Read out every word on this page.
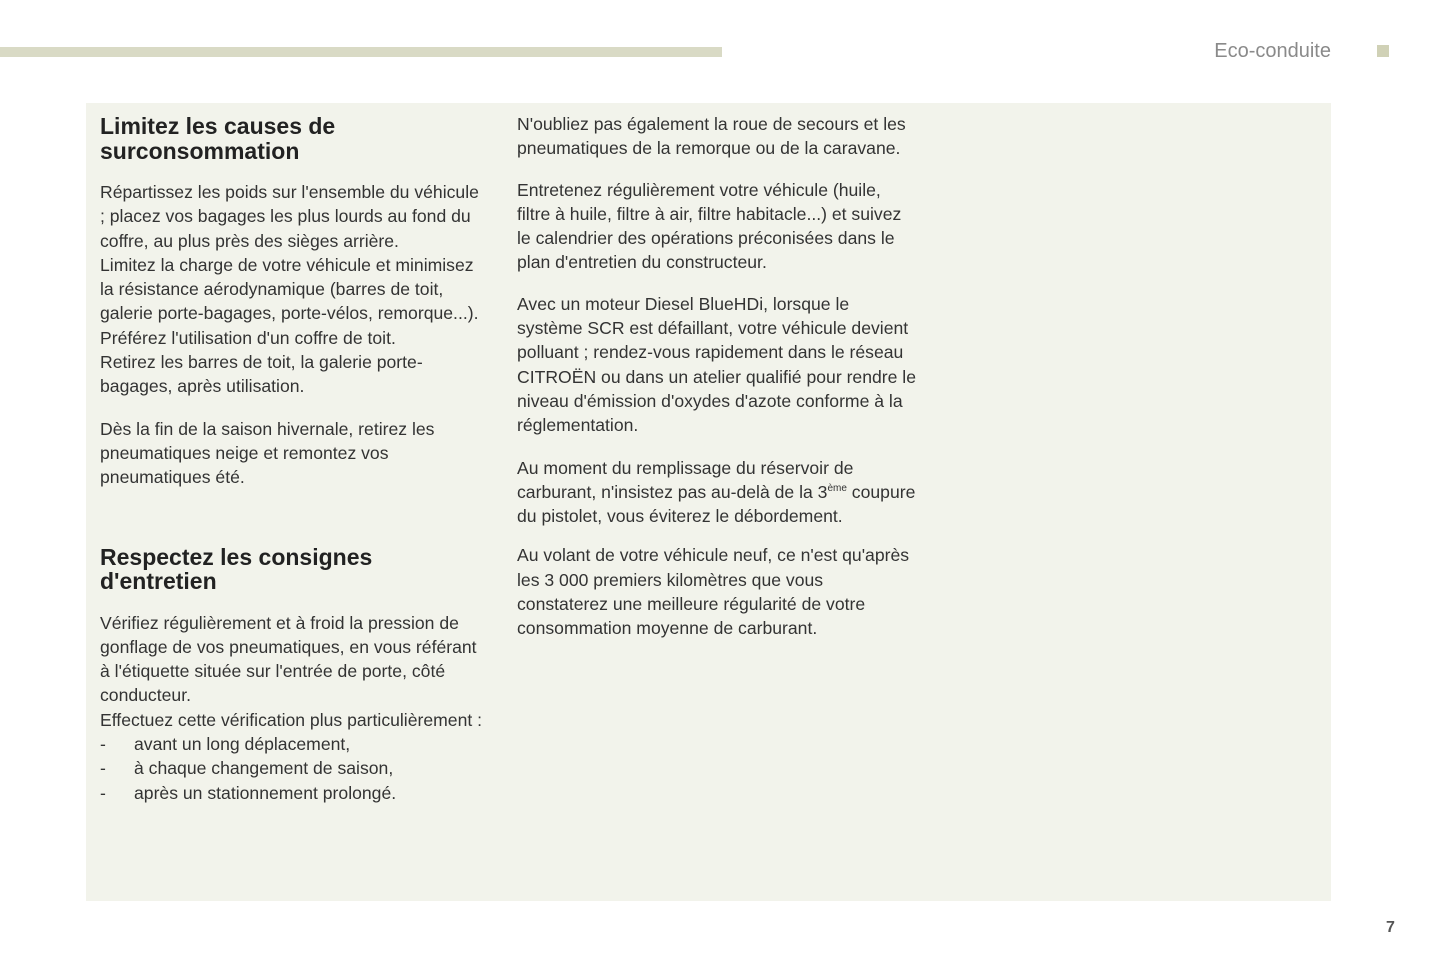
Eco-conduite
Limitez les causes de
surconsommation

Répartissez les poids sur l'ensemble du véhicule ; placez vos bagages les plus lourds au fond du coffre, au plus près des sièges arrière.

Limitez la charge de votre véhicule et minimisez la résistance aérodynamique (barres de toit, galerie porte-bagages, porte-vélos, remorque...). Préférez l'utilisation d'un coffre de toit.

Retirez les barres de toit, la galerie porte-bagages, après utilisation.

Dès la fin de la saison hivernale, retirez les pneumatiques neige et remontez vos pneumatiques été.

Respectez les consignes
d'entretien

Vérifiez régulièrement et à froid la pression de gonflage de vos pneumatiques, en vous référant à l'étiquette située sur l'entrée de porte, côté conducteur.

Effectuez cette vérification plus particulièrement :

- avant un long déplacement,
- à chaque changement de saison,
- après un stationnement prolongé.

N'oubliez pas également la roue de secours et les pneumatiques de la remorque ou de la caravane.

Entretenez régulièrement votre véhicule (huile, filtre à huile, filtre à air, filtre habitacle...) et suivez le calendrier des opérations préconisées dans le plan d'entretien du constructeur.

Avec un moteur Diesel BlueHDi, lorsque le système SCR est défaillant, votre véhicule devient polluant ; rendez-vous rapidement dans le réseau CITROËN ou dans un atelier qualifié pour rendre le niveau d'émission d'oxydes d'azote conforme à la réglementation.

Au moment du remplissage du réservoir de carburant, n'insistez pas au-delà de la 3ème coupure du pistolet, vous éviterez le débordement.

Au volant de votre véhicule neuf, ce n'est qu'après les 3 000 premiers kilomètres que vous constaterez une meilleure régularité de votre consommation moyenne de carburant.

7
______
Brief - Pull every line containing "coffre" from the data.

Task result -
Répartissez les poids sur l'ensemble du véhicule ; placez vos bagages les plus lourds au fond du coffre, au plus près des sièges arrière.
Limitez la charge de votre véhicule et minimisez la résistance aérodynamique (barres de toit, galerie porte-bagages, porte-vélos, remorque...). Préférez l'utilisation d'un coffre de toit.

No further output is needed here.